- _STORED RECORDS_

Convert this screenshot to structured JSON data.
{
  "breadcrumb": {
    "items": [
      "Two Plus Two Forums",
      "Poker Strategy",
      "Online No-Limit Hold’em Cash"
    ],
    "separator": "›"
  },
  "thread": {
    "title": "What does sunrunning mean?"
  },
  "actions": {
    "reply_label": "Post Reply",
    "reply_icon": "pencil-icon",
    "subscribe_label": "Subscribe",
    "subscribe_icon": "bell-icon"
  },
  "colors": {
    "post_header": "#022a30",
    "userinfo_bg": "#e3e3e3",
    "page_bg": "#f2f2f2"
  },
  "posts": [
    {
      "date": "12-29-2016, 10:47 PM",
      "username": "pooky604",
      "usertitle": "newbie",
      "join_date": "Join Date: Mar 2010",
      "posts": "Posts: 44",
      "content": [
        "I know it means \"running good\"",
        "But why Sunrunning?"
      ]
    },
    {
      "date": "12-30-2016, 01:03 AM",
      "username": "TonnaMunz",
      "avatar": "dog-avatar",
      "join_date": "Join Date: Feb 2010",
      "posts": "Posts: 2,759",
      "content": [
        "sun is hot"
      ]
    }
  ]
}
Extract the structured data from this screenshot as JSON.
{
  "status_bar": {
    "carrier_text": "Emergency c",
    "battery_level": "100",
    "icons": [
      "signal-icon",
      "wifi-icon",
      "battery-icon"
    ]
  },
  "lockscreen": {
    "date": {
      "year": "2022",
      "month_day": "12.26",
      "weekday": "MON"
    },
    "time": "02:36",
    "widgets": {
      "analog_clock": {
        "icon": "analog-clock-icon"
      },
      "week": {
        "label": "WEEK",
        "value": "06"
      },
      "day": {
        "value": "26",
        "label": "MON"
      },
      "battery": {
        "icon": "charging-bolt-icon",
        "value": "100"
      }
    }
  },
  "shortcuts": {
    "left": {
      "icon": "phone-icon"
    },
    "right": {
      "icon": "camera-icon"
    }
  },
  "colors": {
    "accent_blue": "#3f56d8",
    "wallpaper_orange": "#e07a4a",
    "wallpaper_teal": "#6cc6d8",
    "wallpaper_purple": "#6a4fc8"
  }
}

- _TASK PROMPT_
Find the word "screenshot" in the entries, and copy every line it shows up in.

- _RESPONSE FOR THIS EXERCISE_
Convert this screenshot to structured JSON data.
Extract the structured data from this screenshot as JSON.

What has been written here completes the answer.